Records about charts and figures
+===+

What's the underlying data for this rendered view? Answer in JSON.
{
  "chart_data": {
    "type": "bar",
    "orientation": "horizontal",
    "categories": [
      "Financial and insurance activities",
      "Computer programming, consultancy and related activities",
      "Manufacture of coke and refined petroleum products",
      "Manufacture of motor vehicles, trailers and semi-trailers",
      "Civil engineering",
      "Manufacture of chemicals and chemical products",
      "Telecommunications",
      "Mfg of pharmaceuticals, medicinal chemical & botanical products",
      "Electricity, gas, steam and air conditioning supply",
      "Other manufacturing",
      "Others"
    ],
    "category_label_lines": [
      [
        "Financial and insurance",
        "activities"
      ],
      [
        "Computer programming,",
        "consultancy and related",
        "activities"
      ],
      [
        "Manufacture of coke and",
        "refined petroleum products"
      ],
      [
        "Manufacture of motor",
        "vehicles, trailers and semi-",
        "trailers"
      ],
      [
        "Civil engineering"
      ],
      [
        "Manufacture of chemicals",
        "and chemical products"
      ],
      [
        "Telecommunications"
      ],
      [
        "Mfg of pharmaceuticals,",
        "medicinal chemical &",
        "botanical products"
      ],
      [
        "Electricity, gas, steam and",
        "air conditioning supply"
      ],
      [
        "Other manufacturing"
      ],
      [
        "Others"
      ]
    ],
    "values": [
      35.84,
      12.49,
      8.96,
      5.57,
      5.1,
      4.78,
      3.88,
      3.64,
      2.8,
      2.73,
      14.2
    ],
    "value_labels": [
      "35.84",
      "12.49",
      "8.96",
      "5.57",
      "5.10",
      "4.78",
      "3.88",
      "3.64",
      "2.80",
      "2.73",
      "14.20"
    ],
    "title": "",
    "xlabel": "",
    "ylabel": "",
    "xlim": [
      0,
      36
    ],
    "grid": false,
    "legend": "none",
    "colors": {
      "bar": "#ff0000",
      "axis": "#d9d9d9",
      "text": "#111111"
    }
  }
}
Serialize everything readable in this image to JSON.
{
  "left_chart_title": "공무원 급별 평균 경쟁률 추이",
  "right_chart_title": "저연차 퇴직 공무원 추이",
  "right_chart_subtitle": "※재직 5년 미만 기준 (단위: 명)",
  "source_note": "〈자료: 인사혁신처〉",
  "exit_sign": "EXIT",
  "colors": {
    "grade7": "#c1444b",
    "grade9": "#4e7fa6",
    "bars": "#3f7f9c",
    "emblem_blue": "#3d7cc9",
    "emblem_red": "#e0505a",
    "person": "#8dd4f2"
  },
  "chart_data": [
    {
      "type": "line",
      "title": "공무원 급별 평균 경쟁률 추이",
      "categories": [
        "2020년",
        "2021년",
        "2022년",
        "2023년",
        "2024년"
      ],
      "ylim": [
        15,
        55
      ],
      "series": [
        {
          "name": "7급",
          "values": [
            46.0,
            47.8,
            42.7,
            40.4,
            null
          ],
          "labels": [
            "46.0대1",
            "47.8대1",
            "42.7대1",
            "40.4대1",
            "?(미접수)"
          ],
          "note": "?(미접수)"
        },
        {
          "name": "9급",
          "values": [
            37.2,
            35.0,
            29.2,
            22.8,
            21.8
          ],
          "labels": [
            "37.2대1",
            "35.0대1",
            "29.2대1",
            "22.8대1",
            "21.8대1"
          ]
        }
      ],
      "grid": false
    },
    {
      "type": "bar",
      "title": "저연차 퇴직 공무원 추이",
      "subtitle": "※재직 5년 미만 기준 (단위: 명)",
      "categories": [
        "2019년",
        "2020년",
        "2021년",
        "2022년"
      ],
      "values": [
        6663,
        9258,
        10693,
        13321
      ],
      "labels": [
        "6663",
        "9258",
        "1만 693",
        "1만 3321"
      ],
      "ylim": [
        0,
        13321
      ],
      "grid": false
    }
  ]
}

+===+

### Stated problem
Tally up the lines in the records containing the word "engineering", then give the count and nothing else.

### Task response
2